Work to complete:
Give the number of lines that hold the string "badge". Nothing else is needed.

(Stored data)
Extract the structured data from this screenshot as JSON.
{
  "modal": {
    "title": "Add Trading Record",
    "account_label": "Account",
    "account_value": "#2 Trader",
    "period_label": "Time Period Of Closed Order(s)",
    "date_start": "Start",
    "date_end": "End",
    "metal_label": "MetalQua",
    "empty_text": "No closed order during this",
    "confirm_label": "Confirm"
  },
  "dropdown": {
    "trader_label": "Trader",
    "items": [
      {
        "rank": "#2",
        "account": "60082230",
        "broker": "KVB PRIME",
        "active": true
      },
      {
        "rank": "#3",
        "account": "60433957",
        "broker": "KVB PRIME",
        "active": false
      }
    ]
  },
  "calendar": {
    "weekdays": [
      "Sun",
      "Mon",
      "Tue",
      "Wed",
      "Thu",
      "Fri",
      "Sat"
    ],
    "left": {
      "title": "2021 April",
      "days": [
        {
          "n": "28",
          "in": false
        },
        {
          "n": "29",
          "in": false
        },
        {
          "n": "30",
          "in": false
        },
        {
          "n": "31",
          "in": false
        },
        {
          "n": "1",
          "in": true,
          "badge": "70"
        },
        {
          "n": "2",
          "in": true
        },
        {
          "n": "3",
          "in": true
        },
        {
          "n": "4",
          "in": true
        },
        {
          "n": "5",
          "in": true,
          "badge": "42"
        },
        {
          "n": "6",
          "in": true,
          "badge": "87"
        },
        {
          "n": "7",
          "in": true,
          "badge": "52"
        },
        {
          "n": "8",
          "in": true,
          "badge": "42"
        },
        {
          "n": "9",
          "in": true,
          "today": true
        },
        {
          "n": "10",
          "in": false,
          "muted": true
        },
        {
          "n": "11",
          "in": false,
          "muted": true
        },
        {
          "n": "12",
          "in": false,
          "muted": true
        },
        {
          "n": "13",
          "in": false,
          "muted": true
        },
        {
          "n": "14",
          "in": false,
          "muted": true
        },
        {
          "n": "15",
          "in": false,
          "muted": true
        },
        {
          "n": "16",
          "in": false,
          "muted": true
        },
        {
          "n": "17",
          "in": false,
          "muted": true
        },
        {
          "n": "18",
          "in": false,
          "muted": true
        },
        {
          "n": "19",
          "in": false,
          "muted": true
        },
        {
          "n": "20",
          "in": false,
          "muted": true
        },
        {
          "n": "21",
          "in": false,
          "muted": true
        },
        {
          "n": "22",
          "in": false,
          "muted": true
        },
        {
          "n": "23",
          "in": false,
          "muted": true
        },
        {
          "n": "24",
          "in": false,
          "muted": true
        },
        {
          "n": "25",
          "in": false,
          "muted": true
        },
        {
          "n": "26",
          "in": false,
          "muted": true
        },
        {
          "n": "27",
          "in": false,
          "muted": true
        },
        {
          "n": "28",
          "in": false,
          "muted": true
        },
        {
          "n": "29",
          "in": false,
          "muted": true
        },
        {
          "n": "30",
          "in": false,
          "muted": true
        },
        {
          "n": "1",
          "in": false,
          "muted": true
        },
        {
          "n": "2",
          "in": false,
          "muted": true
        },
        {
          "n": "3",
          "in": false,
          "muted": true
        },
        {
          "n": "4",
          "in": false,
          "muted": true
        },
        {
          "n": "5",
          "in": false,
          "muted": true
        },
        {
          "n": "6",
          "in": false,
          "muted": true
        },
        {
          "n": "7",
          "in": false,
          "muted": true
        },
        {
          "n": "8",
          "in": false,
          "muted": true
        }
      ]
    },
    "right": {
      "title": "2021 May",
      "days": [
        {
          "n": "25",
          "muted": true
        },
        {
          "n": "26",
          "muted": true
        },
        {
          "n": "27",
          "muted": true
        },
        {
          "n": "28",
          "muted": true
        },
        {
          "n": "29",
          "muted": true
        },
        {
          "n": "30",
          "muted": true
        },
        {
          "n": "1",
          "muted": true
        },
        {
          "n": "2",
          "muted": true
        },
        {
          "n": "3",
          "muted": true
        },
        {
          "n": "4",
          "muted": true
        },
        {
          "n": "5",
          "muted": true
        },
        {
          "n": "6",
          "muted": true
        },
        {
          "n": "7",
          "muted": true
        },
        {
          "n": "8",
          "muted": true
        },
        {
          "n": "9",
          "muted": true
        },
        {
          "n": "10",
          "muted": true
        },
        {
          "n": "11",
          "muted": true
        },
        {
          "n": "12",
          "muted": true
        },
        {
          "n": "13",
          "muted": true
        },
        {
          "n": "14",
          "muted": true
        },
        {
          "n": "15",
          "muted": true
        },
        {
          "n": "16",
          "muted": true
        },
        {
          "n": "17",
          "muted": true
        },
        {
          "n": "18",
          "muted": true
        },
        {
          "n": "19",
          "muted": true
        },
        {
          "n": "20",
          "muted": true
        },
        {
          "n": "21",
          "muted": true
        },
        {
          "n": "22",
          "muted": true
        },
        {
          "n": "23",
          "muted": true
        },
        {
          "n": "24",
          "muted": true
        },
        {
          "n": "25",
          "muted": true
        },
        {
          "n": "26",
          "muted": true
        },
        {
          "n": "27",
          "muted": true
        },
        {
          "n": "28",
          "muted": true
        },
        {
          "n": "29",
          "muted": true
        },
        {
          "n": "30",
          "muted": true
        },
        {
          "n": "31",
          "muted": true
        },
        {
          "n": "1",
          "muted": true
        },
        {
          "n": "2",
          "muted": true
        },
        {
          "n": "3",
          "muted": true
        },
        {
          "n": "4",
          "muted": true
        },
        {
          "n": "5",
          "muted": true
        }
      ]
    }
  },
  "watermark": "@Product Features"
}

The solution:
5